** start **

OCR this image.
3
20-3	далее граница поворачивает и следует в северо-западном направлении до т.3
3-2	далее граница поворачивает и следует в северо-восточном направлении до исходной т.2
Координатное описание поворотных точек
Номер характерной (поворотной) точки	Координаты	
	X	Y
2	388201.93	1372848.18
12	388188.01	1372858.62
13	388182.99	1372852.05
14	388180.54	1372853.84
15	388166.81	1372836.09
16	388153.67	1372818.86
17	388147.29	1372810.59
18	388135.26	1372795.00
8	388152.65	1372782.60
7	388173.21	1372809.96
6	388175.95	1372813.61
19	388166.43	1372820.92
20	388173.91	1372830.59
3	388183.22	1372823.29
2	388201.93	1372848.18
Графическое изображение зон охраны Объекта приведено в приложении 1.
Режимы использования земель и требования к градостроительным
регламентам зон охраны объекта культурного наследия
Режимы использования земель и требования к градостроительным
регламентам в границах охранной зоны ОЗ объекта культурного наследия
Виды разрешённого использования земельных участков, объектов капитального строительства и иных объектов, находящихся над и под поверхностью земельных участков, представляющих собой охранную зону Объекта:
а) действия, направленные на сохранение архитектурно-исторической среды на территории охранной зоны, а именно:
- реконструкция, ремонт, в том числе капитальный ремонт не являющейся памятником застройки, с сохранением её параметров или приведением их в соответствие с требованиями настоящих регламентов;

** end **

DIRECTIVE: Return every line above in which the string "направлении" occurs.

SOLUTION TO THIS PROBLEM:
20-3	далее граница поворачивает и следует в северо-западном направлении до т.3
3-2	далее граница поворачивает и следует в северо-восточном направлении до исходной т.2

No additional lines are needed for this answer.